- _Description of the task_: For the listing underneath, give the count of lines containing the string "地球没有了" and nothing further.

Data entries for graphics
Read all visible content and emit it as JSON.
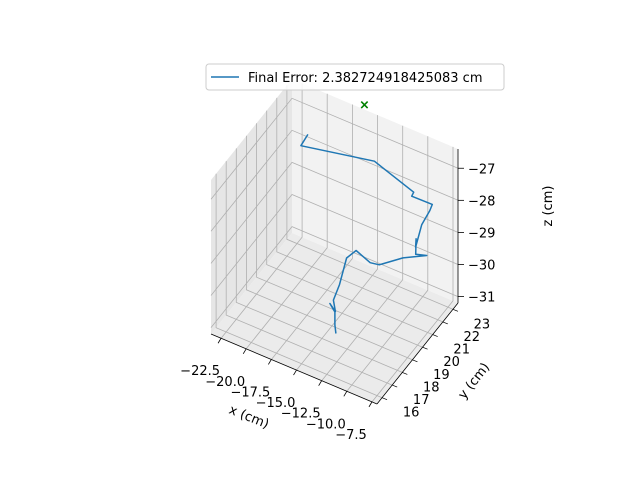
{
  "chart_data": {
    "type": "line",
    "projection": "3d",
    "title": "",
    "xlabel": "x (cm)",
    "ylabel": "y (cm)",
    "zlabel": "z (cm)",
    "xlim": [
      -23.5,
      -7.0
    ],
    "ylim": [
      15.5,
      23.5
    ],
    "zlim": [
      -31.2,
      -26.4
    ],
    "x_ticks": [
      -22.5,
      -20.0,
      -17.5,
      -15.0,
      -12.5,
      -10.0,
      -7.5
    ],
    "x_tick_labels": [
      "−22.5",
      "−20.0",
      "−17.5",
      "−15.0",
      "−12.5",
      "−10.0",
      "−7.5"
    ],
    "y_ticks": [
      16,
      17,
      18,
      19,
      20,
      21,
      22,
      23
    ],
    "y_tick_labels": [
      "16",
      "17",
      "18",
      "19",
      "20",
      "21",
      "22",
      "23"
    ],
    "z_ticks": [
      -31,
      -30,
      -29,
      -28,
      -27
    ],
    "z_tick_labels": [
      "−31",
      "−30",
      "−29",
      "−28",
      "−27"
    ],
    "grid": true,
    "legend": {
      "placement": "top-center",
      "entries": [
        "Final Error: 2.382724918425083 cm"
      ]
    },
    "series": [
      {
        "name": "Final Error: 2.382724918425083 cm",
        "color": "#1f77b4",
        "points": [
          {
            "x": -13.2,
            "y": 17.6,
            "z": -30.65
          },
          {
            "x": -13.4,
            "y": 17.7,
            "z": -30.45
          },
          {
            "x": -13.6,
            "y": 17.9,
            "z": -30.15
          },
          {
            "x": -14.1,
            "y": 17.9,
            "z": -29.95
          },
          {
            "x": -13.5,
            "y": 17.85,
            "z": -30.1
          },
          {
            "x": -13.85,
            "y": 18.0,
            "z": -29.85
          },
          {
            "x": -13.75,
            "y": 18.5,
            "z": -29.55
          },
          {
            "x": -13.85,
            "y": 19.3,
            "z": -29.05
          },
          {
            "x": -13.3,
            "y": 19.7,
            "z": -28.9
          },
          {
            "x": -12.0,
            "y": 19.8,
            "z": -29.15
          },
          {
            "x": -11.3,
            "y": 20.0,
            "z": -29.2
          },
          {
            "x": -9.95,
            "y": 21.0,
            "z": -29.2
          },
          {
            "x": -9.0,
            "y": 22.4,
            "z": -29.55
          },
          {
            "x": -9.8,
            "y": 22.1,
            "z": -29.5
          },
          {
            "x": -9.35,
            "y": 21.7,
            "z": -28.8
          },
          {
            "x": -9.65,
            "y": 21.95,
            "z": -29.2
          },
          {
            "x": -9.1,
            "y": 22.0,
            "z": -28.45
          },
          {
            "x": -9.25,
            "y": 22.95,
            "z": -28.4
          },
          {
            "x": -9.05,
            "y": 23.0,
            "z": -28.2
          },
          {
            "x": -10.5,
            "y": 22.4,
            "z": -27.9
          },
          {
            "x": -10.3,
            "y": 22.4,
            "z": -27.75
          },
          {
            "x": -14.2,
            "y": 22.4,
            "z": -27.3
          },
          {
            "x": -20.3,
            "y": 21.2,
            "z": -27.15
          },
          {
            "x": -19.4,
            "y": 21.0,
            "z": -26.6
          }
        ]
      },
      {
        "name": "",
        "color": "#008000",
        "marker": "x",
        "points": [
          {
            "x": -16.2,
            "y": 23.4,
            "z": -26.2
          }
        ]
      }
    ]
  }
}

==

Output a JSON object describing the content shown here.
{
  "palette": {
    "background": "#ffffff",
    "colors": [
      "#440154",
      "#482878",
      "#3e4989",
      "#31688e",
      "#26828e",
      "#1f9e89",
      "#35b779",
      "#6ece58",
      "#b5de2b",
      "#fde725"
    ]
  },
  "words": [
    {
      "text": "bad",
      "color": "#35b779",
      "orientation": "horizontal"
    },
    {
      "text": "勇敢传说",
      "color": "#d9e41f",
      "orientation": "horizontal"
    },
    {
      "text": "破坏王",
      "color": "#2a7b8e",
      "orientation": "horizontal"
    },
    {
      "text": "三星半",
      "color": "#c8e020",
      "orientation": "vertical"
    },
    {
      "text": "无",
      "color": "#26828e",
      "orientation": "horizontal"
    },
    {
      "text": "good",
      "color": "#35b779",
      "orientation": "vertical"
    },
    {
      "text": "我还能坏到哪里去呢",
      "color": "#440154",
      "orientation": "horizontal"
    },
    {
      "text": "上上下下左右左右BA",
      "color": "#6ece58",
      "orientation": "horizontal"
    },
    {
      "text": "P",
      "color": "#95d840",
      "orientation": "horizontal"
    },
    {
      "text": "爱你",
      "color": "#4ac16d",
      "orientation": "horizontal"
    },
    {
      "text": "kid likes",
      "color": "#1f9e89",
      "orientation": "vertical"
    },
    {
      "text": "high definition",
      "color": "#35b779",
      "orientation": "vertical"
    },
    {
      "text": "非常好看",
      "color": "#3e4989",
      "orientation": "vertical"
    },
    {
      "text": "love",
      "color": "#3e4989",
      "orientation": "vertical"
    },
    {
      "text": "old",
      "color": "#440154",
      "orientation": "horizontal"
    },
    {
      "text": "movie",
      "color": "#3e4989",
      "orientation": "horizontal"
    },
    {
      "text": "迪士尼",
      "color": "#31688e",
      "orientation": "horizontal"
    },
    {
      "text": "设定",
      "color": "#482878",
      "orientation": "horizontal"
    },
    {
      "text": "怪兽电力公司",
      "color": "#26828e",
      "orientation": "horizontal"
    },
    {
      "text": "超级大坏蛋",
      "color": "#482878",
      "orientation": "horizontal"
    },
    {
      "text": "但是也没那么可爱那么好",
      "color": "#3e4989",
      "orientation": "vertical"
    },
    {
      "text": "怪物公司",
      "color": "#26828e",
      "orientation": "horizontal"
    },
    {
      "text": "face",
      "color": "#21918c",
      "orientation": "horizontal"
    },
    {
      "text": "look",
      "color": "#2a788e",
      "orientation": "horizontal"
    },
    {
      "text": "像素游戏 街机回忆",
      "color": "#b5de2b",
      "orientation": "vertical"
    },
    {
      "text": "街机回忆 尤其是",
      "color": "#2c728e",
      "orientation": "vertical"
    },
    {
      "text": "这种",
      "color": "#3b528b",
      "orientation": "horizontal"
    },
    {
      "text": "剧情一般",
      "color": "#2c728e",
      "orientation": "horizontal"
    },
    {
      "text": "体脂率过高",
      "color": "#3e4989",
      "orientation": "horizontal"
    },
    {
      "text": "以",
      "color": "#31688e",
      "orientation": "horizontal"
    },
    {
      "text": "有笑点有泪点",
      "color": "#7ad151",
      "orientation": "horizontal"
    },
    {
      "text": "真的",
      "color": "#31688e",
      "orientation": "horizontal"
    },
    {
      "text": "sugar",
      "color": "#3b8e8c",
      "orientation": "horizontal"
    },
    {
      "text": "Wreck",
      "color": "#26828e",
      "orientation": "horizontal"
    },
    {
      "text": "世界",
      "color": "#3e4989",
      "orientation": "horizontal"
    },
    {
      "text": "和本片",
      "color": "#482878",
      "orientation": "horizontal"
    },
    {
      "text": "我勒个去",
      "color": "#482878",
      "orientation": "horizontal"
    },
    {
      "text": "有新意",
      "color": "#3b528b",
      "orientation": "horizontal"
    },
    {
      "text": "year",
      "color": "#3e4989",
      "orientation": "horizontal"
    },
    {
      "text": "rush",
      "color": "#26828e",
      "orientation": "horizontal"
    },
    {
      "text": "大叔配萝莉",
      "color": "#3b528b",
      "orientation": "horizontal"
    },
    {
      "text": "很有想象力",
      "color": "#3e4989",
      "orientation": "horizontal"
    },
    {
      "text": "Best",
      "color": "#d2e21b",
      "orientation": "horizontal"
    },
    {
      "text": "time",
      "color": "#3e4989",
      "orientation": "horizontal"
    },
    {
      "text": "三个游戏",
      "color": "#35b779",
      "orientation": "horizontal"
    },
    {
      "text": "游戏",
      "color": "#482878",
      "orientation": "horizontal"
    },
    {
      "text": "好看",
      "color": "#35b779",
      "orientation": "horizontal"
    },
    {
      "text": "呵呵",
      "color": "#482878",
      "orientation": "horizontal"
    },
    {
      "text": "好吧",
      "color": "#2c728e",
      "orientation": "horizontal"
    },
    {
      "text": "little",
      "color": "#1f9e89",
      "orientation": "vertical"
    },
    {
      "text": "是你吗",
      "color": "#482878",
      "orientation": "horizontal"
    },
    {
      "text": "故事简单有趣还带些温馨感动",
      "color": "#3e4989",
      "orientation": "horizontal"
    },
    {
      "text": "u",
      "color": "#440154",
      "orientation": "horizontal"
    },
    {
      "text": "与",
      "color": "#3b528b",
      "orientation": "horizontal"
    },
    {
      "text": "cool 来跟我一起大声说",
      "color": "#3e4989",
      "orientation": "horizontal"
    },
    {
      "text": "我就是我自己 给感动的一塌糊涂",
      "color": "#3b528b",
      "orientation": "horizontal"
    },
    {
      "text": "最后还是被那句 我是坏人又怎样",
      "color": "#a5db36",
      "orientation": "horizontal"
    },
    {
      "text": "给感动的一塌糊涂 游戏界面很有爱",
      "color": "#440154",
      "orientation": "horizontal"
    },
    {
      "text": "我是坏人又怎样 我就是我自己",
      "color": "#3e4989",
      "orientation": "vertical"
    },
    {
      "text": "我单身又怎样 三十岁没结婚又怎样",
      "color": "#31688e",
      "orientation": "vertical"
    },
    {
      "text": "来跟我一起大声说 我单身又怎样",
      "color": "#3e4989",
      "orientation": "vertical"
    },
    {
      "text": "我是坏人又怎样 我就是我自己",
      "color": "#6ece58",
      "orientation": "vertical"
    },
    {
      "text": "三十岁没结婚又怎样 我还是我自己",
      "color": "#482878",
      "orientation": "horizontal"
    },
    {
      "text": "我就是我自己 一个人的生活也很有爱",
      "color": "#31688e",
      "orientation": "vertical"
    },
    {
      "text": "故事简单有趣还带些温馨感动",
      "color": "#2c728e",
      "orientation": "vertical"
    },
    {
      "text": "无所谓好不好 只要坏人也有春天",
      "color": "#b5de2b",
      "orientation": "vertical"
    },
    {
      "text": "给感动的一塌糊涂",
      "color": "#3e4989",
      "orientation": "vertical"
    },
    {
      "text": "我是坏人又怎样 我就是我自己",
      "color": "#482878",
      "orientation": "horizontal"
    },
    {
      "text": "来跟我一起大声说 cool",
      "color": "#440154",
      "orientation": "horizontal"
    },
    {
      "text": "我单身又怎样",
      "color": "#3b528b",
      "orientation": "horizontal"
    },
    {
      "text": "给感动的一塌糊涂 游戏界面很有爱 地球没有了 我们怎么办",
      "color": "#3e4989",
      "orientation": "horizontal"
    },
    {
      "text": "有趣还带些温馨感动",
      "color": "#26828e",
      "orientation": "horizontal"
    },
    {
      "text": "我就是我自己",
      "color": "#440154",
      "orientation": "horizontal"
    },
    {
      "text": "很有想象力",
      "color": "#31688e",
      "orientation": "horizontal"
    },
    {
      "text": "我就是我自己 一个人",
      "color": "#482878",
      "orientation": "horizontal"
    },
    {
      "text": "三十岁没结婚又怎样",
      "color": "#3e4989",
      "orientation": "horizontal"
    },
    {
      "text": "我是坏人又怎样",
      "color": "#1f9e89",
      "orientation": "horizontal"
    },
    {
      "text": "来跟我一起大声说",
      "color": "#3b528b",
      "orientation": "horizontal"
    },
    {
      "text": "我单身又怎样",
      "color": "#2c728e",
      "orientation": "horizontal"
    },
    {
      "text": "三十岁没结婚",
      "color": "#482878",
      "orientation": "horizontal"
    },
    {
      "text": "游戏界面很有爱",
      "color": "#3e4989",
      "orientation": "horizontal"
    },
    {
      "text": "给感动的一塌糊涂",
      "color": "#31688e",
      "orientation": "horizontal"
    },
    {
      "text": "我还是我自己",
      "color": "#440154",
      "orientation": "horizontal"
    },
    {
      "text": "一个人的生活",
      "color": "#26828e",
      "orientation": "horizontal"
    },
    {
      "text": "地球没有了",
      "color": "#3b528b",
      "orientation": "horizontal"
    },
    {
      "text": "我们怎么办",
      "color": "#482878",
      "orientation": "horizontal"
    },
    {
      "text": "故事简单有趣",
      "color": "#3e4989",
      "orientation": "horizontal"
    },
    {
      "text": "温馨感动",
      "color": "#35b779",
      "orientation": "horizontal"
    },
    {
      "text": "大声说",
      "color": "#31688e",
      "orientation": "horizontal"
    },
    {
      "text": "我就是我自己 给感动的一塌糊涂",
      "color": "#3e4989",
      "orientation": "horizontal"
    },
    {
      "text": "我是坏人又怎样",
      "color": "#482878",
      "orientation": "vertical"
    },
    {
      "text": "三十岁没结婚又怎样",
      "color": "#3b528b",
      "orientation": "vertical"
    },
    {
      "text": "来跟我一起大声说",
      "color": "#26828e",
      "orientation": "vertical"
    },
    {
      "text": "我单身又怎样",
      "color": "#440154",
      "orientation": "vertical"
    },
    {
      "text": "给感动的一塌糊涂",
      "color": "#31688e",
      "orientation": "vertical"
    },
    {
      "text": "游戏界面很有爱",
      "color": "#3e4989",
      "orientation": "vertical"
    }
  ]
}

- _Problem solution_: 2